▶ Trabalho solicitado
Prossiga a entrevista com o prefeito Guti sobre sua gestão em Guarulhos a partir do fim da última resposta apresentada.

▶ Trecho fornecido
* * * * * * * * *

GUTI – Respeitamos os resultados das urnas. Tínhamos algumas opções. O governador Tarcísio de Freitas fez uma escolha, que nosso grupo político respeitou, até por gratidão por tudo que ele vem fazendo por Guarulhos. Desta forma, optei por seguir sua orientação e apoiar o deputado estadual Jorge Wilson. Saio satisfeito pelo fato de a esquerda não conseguir mais voltar ao poder em Guarulhos, o que seria uma catástrofe. Tenho a sensação de dever cumprido, já que fui o responsável por tirar o PT do poder depois de 16 anos e não deixar eles voltarem ao final de meus dois mandatos.
– Qual nota o senhor dar ao relacionamento de sua gestão com os servidores públicos municipais? Por que?
GUTI – Fui o prefeito que mais proporcionou conquistas aos servidores municipais nos mais diferentes aspectos. Fui responsável pela implantação do Regime Próprio, em que a maioria dos servidores tiveram ganhos significativos tanto salariais como em suas carreiras. Coloquei em dia valores que as gestões passadas deixaram em aberto, principalmente na educação. Garanti ganhos substanciais aos servidores que ganham menos. O vale-alimentação ou vale-refeição hoje é de R$ 1.160,00 para todos os funcionários públicos, um dos maiores pagos por qualquer administração pública de todo o país. Também possibilitamos que nossos servidores aderissem a um PDV (Programa de Desligamento Voluntário), que garantiu ganhos consideráveis a quem dedicou décadas de suas vidas para nosso município.

* * * * * * * * *

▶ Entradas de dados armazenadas
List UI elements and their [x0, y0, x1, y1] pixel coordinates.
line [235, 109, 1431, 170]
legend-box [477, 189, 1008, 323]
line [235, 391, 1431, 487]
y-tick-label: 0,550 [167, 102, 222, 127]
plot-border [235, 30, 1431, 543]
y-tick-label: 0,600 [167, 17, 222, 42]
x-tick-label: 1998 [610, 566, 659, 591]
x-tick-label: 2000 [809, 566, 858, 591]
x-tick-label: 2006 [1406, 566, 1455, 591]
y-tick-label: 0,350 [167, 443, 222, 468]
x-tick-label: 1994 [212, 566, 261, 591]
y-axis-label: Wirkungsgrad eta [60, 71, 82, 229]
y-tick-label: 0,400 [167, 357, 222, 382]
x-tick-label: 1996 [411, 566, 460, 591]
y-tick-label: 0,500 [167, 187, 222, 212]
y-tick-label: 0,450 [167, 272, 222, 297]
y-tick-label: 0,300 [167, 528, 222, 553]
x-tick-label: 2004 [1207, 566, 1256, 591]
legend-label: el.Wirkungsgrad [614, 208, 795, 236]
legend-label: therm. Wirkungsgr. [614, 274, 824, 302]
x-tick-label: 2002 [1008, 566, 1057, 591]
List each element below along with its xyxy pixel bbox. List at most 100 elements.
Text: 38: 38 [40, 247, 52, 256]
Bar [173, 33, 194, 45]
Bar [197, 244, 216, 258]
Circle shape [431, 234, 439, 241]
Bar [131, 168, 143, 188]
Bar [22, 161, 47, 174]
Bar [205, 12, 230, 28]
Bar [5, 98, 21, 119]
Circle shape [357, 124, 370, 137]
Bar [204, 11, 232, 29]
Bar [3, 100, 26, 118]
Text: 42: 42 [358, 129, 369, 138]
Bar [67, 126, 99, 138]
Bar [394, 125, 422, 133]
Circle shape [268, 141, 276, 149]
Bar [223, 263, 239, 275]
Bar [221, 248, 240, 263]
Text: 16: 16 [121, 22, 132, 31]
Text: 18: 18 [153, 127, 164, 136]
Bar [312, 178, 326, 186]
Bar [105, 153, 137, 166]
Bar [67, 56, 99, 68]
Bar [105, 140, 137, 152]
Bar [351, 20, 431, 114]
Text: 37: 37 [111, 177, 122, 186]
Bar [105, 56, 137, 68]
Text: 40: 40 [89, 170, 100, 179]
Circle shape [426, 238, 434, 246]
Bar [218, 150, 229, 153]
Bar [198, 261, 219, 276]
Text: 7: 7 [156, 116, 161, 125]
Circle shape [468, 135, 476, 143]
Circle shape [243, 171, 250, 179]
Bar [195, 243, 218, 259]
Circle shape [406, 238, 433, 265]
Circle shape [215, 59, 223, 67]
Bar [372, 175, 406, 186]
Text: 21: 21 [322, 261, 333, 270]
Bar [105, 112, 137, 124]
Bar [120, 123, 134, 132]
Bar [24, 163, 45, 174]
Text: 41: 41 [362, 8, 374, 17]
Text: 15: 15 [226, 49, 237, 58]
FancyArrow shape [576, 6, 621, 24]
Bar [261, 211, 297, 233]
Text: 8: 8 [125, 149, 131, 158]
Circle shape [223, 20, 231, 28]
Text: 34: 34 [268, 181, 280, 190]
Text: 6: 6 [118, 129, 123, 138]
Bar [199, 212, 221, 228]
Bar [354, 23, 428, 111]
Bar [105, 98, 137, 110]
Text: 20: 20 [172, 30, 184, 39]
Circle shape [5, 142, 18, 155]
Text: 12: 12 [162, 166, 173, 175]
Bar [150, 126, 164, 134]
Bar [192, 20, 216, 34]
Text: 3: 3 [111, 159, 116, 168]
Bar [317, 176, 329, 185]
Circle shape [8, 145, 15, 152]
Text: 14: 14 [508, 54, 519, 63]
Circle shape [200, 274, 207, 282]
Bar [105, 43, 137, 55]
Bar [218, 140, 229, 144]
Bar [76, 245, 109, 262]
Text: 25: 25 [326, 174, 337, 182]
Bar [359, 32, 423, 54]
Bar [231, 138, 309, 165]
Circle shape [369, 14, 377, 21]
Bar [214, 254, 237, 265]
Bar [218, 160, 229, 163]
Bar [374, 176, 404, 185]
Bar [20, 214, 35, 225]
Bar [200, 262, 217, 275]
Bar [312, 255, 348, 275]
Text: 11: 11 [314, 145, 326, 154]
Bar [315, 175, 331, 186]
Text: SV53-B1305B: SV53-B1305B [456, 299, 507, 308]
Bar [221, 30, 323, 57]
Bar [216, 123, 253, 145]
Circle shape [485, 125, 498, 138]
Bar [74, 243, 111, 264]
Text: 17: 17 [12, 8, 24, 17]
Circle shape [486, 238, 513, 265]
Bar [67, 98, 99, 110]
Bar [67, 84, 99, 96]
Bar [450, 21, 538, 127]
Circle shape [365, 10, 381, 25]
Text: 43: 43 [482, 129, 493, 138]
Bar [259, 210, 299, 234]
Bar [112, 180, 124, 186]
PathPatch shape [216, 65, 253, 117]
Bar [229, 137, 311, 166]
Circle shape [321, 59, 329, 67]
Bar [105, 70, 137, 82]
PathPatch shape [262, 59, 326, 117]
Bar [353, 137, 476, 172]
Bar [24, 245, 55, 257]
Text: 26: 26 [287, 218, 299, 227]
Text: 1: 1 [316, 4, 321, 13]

* * * * * * * * *

▶ Resultado do exercício
– Podemos usar o termo “foi fácil” para a relação Executivo e Legislativo nos seus dois mandatos? Quais foram os maiores obstáculos?
GUTI – Sempre tivemos uma relação de respeito entre os poderes. Tivemos uma gestão compartilhada em que sempre ouvimos os parlamentares e procuramos atender às reivindicações de suas bases. Tanto foi assim que percorri cada canto da cidade sempre acompanhado pelos mais diversos parlamentares tanto para ouvir as reivindicações como para entregar as obras solicitadas.
– Ainda sobre o relacionamento com a Câmara, o senhor considera que seu governo sofreu oposição forte e como isto atrapalhou a administração municipal?
GUTI – A oposição existe e sempre existirá. Respeitamos a oposição quando ela é feita com argumentos. Porém, muitos dos ataques que sofremos foram ideológicos. Alguns vereadores da oposição agiram não contra o governo Guti, mas contra a população.
– Hoje, imaginando que o senhor esteja no alto de um prédio contemplando Guarulhos e fazendo uma reflexão do seu governo, o que lhe passa à mente?
GUTI – Entregamos uma cidade muito melhor do que aquela que encontramos.
– Quais desafios o senhor acredita que o futuro prefeito Lucas Sanches irá enfrentar?
GUTI – Ele pegará uma cidade muito melhor do que aquela que pegamos depois de 16 anos de PT. Em vez de uma dívida de R$ 7,4 bilhões, pegará pouco mais de R$ 1 bilhão. Só não zeramos por causa da pandemia. Hoje temos mais de 330 quilômetros de vias recapeadas, água nas torneiras, esgoto tratado a caminho da universalização até 2029. Terá condições de fazer muito mais coisas. E eu como guarulhense, que vivo aqui, que empreendo aqui, espero que ele faça o melhor pela cidade.
– Como o senhor acha que a população vai se lembrar do prefeito Guti no futuro?
GUTI – Tem muitas coisas boas para a população se lembrar de mim. Mas garanto que nenhum guarulhense vai se esquecer do Guti sempre que abrir a torneira e ter água correndo, quando passar pelas ruas recapeadas, quando for levar seu filho na escola em tempo integral. Tem muitos motivos para sempre se lembrar da gente de forma positiva.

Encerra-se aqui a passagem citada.